*Aim*: Locate the string "content" in the listing below. Copy every line where it is found.

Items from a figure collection
####
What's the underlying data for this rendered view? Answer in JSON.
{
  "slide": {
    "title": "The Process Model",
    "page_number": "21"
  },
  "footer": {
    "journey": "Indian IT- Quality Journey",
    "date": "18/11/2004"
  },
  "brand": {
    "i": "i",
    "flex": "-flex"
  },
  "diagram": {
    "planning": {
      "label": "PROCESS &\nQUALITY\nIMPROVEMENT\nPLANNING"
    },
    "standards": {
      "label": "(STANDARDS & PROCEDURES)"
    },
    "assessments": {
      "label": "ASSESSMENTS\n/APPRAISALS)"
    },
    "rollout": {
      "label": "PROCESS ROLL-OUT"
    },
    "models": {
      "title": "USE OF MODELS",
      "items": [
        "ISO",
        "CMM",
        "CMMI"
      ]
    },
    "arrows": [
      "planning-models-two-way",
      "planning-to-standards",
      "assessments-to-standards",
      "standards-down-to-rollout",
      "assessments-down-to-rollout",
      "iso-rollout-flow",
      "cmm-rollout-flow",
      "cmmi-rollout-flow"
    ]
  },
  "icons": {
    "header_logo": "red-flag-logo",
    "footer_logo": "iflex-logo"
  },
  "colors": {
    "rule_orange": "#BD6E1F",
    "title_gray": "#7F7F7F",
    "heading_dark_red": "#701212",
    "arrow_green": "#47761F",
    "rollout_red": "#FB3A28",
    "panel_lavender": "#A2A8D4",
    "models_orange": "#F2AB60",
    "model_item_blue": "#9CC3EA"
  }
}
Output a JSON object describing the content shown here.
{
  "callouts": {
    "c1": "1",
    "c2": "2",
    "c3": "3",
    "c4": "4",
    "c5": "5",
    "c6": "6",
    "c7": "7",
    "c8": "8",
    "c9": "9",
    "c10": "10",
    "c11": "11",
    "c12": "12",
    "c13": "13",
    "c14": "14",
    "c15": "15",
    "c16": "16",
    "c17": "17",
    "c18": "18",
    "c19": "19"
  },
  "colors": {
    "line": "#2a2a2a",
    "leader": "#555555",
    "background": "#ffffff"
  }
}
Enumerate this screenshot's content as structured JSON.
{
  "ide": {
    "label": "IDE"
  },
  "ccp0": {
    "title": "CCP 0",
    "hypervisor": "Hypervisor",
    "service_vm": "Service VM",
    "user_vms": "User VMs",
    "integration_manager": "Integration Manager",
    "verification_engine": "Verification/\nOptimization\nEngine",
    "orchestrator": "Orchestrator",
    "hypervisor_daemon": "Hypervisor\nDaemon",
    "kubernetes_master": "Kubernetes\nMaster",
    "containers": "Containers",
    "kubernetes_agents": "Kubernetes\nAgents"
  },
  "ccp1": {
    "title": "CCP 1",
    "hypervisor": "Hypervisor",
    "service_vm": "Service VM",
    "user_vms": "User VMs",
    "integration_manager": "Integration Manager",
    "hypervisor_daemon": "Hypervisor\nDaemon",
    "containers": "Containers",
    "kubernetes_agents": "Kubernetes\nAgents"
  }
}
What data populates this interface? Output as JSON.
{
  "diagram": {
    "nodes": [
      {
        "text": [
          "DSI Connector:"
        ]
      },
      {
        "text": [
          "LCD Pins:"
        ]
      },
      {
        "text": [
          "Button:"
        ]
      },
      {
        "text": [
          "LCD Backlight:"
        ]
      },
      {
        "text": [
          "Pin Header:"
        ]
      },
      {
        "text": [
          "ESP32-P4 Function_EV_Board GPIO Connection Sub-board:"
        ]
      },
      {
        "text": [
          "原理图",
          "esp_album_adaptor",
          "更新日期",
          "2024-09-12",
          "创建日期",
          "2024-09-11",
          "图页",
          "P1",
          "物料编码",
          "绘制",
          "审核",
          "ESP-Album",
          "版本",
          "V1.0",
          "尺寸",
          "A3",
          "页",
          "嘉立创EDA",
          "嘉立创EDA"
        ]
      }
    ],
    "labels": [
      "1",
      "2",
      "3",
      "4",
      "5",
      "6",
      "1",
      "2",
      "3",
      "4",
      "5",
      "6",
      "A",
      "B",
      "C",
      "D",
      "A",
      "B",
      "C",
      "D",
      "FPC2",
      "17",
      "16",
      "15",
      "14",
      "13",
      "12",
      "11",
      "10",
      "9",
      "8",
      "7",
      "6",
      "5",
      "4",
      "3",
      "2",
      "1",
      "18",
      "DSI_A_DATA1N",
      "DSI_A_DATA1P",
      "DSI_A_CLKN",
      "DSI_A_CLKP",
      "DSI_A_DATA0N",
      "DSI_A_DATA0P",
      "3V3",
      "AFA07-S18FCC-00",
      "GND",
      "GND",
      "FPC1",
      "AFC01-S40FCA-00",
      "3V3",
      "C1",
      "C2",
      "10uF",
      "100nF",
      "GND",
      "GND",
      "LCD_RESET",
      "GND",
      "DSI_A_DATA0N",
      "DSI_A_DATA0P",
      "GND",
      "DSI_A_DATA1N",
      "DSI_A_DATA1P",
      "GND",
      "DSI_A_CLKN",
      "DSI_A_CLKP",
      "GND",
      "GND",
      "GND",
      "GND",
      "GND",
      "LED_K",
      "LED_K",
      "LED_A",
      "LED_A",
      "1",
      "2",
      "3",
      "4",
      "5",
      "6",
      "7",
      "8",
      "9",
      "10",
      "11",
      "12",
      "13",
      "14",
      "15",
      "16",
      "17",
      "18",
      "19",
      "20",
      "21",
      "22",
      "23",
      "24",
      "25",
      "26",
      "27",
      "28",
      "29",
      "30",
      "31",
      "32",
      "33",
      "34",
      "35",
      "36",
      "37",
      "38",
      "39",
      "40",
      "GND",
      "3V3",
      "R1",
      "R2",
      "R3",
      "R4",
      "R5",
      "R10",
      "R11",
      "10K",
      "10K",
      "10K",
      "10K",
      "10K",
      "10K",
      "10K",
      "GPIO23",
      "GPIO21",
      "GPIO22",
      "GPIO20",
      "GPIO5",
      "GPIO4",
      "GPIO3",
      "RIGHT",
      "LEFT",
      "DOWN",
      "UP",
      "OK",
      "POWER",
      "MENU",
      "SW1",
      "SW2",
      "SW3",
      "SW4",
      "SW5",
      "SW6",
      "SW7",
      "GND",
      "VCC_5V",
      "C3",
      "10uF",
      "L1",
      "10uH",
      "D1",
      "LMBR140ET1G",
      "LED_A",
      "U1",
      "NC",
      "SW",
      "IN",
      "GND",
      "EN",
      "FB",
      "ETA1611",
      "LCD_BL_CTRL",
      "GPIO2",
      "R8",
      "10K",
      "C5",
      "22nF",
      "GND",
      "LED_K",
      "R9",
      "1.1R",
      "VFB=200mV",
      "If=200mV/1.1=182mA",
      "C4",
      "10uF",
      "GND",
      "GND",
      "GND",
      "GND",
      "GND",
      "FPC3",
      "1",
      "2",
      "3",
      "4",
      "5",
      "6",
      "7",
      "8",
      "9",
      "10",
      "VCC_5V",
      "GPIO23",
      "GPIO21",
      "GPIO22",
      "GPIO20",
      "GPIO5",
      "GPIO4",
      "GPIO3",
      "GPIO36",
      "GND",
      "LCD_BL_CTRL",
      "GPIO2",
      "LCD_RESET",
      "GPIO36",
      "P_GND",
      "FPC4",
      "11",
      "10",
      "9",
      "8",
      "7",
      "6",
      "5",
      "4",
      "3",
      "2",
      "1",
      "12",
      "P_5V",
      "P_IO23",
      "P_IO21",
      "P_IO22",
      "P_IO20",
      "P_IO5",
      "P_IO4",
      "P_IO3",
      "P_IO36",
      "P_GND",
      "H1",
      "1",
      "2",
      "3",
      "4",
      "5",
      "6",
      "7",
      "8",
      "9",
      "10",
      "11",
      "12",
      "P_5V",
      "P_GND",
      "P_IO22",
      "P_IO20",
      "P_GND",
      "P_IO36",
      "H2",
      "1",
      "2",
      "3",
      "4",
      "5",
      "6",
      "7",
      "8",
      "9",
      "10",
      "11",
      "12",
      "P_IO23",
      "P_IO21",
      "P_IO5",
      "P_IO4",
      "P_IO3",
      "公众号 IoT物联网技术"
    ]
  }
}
####
*Task response*:
Output a JSON object describing the content shown here.
Enumerate this screenshot's content as structured JSON.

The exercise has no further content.